▶ [What to work on] In the records that follow, locate every line with "крайнє" and extract it.

=== Data entries ===

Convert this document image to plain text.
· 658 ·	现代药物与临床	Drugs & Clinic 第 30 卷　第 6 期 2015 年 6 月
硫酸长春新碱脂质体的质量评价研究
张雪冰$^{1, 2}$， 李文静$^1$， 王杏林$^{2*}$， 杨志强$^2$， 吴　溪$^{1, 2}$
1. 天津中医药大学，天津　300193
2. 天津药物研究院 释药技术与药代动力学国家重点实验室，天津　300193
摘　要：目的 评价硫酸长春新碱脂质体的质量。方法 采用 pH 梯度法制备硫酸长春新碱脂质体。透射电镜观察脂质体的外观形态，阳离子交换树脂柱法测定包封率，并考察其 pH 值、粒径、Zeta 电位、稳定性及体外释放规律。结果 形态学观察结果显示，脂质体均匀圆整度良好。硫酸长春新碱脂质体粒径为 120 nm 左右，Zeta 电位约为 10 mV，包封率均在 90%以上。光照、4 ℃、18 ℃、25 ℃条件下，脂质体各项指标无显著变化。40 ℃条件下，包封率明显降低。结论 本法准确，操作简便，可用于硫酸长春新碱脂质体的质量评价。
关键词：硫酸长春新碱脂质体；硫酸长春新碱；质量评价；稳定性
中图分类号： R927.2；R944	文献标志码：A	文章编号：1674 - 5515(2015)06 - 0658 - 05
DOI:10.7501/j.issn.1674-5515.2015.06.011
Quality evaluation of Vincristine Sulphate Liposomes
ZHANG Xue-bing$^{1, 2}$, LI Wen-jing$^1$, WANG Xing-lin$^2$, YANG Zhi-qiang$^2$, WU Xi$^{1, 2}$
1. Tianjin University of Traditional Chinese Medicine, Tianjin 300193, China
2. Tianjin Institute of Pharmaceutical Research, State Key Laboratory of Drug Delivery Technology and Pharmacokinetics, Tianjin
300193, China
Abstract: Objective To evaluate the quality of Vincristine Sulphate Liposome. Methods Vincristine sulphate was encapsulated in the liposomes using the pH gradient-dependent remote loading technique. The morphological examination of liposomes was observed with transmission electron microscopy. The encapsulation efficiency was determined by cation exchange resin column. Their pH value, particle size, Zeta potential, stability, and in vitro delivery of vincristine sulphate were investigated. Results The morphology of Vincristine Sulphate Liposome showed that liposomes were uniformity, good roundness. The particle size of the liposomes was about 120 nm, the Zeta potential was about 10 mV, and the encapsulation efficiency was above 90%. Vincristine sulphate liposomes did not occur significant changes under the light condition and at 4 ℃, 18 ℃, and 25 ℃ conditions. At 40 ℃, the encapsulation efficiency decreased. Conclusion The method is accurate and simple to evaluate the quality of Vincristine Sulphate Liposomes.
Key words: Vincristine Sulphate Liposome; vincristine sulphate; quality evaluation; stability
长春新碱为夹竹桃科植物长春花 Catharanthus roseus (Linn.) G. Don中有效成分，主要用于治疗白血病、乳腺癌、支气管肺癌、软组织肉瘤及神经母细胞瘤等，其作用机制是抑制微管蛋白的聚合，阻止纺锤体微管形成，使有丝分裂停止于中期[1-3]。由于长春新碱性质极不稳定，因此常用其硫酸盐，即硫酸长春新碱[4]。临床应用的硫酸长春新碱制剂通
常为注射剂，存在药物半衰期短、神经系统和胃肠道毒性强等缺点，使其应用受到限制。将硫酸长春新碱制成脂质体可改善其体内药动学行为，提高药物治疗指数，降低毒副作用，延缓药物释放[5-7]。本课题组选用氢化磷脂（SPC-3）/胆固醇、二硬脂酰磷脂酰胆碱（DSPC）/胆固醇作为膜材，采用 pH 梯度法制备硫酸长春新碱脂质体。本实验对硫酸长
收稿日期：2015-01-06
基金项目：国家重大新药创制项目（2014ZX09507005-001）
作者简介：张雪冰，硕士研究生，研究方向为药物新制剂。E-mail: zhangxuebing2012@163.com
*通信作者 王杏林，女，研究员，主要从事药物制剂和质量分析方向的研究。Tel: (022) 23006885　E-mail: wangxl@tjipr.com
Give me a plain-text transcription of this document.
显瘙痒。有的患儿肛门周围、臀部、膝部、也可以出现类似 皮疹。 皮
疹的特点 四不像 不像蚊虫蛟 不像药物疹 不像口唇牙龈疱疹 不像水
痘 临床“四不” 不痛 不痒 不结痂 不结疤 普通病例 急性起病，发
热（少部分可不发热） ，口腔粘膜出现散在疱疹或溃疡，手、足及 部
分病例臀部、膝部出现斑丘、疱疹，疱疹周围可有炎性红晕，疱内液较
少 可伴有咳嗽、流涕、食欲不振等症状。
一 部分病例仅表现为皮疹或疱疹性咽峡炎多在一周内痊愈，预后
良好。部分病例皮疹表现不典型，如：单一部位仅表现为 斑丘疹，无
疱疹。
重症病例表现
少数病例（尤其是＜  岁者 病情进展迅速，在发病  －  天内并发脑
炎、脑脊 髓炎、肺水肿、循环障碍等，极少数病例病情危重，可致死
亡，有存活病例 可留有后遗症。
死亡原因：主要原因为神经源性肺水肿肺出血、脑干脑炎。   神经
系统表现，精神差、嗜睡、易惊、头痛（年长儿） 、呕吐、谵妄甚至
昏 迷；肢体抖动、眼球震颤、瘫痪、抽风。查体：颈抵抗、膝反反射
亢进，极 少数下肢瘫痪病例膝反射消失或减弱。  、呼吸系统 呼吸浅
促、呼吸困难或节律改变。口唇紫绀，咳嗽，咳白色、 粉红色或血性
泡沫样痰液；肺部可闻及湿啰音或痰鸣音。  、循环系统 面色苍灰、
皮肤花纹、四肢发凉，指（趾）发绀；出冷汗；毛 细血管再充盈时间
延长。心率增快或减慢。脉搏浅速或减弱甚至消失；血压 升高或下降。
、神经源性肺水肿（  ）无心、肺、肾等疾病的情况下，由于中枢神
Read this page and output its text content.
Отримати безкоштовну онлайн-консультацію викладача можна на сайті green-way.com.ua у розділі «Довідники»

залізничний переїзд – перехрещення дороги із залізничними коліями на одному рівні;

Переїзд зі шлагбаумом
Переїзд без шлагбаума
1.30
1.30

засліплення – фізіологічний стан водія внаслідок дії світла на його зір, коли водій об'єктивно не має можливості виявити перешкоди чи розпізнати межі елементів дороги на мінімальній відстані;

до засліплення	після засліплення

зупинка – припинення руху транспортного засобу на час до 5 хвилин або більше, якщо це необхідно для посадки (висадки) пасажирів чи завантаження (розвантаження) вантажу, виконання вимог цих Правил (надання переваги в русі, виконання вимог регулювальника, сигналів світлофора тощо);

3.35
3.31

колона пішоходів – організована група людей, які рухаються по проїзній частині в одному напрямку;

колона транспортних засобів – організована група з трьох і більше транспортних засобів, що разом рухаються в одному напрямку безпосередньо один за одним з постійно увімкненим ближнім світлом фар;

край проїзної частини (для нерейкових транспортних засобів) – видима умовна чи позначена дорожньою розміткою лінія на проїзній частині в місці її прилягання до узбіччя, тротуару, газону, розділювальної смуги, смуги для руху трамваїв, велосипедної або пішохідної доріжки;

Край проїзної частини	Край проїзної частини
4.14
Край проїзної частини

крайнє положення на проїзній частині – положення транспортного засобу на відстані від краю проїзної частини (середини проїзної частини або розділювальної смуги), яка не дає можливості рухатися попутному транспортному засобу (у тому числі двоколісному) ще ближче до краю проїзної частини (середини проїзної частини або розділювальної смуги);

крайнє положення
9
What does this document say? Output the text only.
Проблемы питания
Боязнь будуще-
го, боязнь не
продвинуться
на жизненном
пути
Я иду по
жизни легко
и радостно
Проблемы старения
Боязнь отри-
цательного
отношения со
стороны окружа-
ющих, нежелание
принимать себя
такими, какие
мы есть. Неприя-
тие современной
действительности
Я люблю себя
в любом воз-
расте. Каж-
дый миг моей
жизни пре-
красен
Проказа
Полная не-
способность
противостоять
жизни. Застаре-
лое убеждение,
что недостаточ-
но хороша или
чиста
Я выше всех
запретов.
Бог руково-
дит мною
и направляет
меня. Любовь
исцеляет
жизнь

===

▶ [Response for this exercise]
крайнє положення на проїзній частині – положення транспортного засобу на відстані від краю проїзної частини (середини проїзної частини або розділювальної смуги), яка не дає можливості рухатися попутному транспортному засобу (у тому числі двоколісному) ще ближче до краю проїзної частини (середини проїзної частини або розділювальної смуги);
крайнє положення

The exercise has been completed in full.